__EXERCISE DETAILS__: Every record must appear in your copy exactly as written, with no pictures.

__MATERIAL SUPPLIED__:
## begin
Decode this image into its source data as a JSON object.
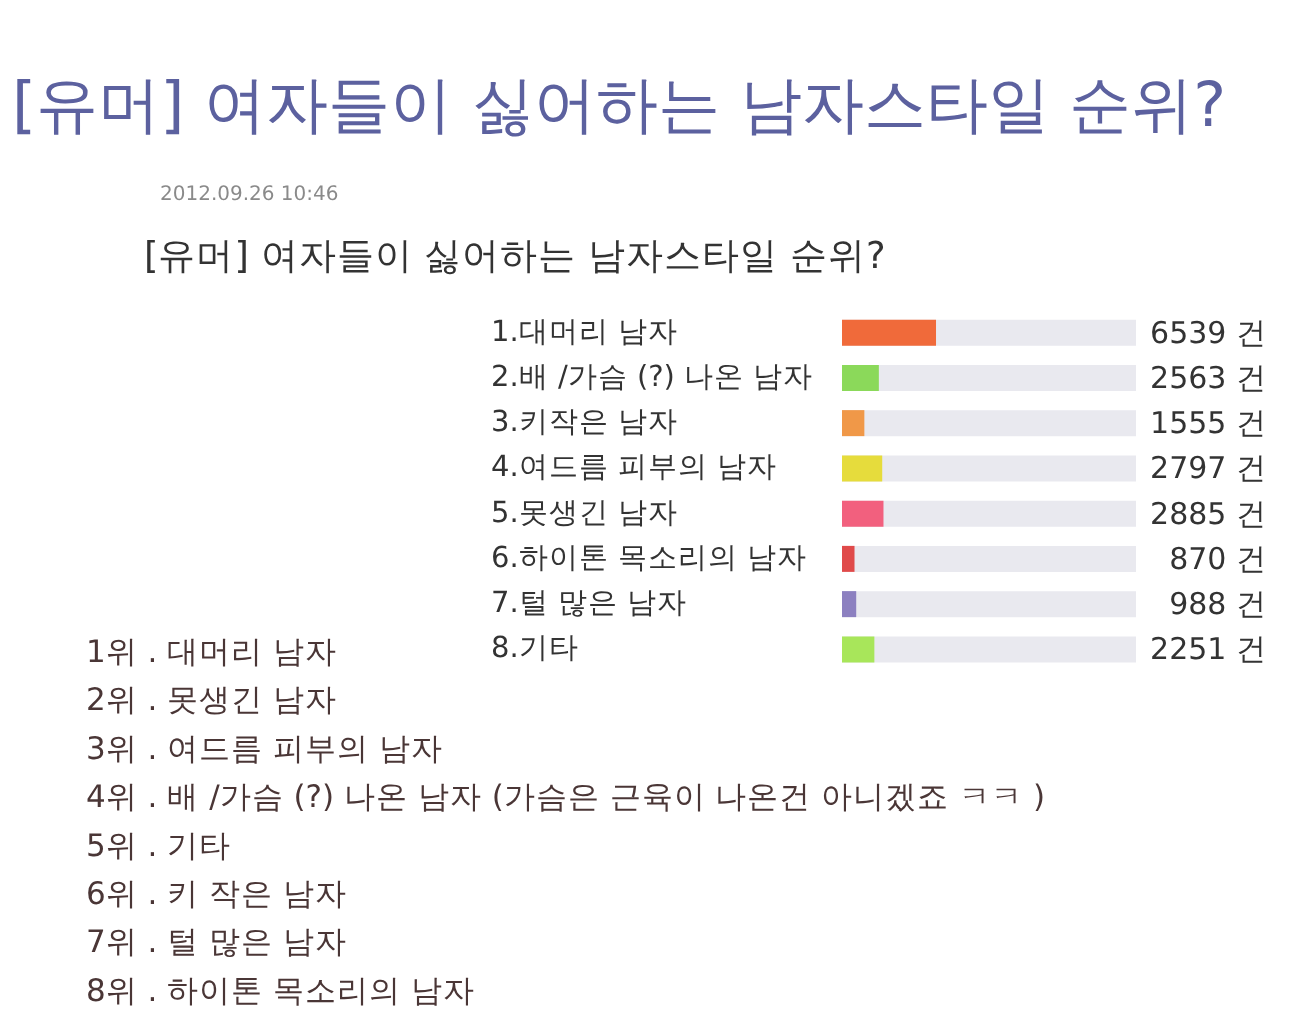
{
  "chart_data": {
    "type": "bar",
    "orientation": "horizontal",
    "title": "[유머] 여자들이 싫어하는 남자스타일 순위?",
    "categories": [
      "1.대머리 남자",
      "2.배 /가슴 (?) 나온 남자",
      "3.키작은 남자",
      "4.여드름 피부의 남자",
      "5.못생긴 남자",
      "6.하이톤 목소리의 남자",
      "7.털 많은 남자",
      "8.기타"
    ],
    "values": [
      6539,
      2563,
      1555,
      2797,
      2885,
      870,
      988,
      2251
    ],
    "colors": [
      "#f06a3a",
      "#8bd95a",
      "#f09848",
      "#e6dc3c",
      "#f2607e",
      "#e04a4a",
      "#8c80c0",
      "#a8e65a"
    ],
    "value_labels": [
      "6539 건",
      "2563 건",
      "1555 건",
      "2797 건",
      "2885 건",
      "870 건",
      "988 건",
      "2251 건"
    ],
    "xlim": [
      0,
      20448
    ],
    "tick_labels": "y",
    "annotations": [
      "2012.09.26 10:46",
      "[유머] 여자들이 싫어하는 남자스타일 순위?",
      "1위 . 대머리 남자",
      "2위 . 못생긴 남자",
      "3위 . 여드름 피부의 남자",
      "4위 . 배 /가슴 (?) 나온 남자 (가슴은 근육이 나온건 아니겠죠 ㅋㅋ )",
      "5위 . 기타",
      "6위 . 키 작은 남자",
      "7위 . 털 많은 남자",
      "8위 . 하이톤 목소리의 남자"
    ]
  }
}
## end
__RESPONSE TO THIS EXERCISE__:
Decode this image into its source data as a JSON object.
{
  "chart_data": {
    "type": "bar",
    "orientation": "horizontal",
    "title": "[유머] 여자들이 싫어하는 남자스타일 순위?",
    "categories": [
      "1.대머리 남자",
      "2.배 /가슴 (?) 나온 남자",
      "3.키작은 남자",
      "4.여드름 피부의 남자",
      "5.못생긴 남자",
      "6.하이톤 목소리의 남자",
      "7.털 많은 남자",
      "8.기타"
    ],
    "values": [
      6539,
      2563,
      1555,
      2797,
      2885,
      870,
      988,
      2251
    ],
    "colors": [
      "#f06a3a",
      "#8bd95a",
      "#f09848",
      "#e6dc3c",
      "#f2607e",
      "#e04a4a",
      "#8c80c0",
      "#a8e65a"
    ],
    "value_labels": [
      "6539 건",
      "2563 건",
      "1555 건",
      "2797 건",
      "2885 건",
      "870 건",
      "988 건",
      "2251 건"
    ],
    "xlim": [
      0,
      20448
    ],
    "tick_labels": "y",
    "annotations": [
      "2012.09.26 10:46",
      "[유머] 여자들이 싫어하는 남자스타일 순위?",
      "1위 . 대머리 남자",
      "2위 . 못생긴 남자",
      "3위 . 여드름 피부의 남자",
      "4위 . 배 /가슴 (?) 나온 남자 (가슴은 근육이 나온건 아니겠죠 ㅋㅋ )",
      "5위 . 기타",
      "6위 . 키 작은 남자",
      "7위 . 털 많은 남자",
      "8위 . 하이톤 목소리의 남자"
    ]
  }
}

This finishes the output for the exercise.